### SET TASK
Report, word for word, every line of the material that contains "يتألف".

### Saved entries

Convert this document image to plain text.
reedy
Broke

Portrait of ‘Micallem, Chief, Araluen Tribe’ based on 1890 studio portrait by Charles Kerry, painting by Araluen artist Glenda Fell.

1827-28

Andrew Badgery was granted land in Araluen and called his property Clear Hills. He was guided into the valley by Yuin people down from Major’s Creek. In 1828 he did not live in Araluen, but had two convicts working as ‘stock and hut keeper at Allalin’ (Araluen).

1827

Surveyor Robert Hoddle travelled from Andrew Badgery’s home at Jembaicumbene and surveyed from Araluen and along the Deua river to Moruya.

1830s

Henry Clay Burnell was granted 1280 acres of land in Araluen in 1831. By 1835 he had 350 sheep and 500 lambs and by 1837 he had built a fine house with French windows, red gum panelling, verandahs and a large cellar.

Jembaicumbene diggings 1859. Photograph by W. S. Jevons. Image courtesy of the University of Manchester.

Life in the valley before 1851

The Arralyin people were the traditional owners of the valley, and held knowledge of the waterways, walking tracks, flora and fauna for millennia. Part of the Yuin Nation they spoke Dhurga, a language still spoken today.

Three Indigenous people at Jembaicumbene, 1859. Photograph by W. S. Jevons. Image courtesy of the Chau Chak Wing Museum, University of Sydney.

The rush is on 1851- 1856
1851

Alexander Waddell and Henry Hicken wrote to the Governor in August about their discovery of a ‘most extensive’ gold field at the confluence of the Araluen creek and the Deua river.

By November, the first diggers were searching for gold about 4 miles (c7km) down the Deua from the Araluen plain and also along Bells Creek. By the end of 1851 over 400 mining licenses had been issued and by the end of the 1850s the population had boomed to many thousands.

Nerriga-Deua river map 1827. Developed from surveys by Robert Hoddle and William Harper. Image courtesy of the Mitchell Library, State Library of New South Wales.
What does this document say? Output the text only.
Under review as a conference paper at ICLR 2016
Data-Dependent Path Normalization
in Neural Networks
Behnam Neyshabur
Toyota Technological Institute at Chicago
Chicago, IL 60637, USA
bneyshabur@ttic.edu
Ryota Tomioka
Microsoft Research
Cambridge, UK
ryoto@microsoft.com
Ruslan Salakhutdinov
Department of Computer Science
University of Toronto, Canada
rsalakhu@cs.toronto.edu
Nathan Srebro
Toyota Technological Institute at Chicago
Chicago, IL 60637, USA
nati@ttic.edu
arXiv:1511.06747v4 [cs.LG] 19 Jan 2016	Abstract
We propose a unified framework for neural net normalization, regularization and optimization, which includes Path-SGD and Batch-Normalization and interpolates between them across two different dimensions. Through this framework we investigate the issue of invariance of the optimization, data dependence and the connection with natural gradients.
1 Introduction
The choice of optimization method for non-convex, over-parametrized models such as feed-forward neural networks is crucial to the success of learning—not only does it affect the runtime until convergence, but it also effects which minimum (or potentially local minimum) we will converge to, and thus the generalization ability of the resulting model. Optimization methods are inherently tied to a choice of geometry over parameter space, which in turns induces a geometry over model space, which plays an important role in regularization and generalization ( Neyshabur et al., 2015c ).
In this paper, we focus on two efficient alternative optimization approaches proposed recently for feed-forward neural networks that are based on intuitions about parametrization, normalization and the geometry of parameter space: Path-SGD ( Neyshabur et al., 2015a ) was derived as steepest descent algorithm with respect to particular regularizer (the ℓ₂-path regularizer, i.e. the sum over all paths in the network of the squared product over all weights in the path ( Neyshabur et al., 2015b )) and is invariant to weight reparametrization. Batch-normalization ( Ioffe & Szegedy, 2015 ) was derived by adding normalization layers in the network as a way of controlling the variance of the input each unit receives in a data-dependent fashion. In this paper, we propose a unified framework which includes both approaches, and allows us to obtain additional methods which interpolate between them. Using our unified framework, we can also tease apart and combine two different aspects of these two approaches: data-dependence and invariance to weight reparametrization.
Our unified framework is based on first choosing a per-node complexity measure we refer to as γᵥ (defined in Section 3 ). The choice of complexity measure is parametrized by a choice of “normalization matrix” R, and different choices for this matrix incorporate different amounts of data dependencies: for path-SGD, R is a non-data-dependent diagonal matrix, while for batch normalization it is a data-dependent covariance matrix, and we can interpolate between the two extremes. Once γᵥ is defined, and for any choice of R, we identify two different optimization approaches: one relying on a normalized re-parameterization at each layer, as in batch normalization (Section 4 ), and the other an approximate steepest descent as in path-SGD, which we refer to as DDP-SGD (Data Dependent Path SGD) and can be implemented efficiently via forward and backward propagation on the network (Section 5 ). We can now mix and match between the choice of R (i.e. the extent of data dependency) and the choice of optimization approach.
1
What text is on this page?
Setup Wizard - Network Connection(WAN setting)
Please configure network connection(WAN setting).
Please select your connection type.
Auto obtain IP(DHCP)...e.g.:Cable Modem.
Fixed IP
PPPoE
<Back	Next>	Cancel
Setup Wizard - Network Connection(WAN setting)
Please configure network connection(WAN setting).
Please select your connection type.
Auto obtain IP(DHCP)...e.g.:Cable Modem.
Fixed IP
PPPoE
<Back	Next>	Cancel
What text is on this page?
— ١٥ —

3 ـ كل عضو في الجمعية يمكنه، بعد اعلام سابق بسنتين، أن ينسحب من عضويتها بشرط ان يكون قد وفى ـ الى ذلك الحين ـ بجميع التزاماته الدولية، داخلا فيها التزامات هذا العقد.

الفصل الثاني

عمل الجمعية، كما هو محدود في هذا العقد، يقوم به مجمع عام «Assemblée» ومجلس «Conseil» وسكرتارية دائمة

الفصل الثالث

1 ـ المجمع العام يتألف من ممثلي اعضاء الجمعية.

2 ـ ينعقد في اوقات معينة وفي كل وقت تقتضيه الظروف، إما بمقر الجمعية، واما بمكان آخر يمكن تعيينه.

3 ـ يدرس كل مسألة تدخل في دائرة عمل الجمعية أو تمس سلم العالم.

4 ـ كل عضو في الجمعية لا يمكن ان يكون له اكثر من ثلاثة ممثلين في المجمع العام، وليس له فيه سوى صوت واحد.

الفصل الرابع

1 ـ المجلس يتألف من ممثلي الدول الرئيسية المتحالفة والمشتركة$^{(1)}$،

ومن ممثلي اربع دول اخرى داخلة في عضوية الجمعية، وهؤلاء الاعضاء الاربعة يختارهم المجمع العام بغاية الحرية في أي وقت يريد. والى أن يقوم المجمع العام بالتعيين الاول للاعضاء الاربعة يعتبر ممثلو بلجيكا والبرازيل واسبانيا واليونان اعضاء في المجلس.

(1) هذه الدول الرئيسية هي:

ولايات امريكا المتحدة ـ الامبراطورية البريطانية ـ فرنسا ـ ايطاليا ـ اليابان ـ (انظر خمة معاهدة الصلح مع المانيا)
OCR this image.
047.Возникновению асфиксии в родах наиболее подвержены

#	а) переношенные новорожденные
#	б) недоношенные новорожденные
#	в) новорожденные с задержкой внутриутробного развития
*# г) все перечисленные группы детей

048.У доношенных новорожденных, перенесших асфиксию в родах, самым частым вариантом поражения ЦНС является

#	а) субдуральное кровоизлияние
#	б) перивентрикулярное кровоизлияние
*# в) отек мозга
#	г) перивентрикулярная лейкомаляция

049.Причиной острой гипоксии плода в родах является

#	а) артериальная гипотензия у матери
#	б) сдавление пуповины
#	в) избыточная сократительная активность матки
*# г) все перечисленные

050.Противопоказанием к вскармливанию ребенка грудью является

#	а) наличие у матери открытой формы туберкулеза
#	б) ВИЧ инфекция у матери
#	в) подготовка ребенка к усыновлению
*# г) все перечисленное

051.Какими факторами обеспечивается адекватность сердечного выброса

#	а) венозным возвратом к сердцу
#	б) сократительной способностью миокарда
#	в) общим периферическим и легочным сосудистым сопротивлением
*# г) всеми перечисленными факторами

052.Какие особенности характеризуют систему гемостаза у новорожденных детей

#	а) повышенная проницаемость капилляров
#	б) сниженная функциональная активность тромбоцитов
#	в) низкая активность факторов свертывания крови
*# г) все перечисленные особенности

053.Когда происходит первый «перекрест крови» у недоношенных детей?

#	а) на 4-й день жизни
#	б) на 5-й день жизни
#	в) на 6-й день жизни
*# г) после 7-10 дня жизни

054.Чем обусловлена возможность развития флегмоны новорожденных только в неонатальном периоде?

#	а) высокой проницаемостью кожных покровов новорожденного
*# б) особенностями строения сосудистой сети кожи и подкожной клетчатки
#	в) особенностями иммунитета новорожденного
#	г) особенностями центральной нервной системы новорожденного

### EXERCISE ANSWER
1 ـ المجمع العام يتألف من ممثلي اعضاء الجمعية.
1 ـ المجلس يتألف من ممثلي الدول الرئيسية المتحالفة والمشتركة$^{(1)}$،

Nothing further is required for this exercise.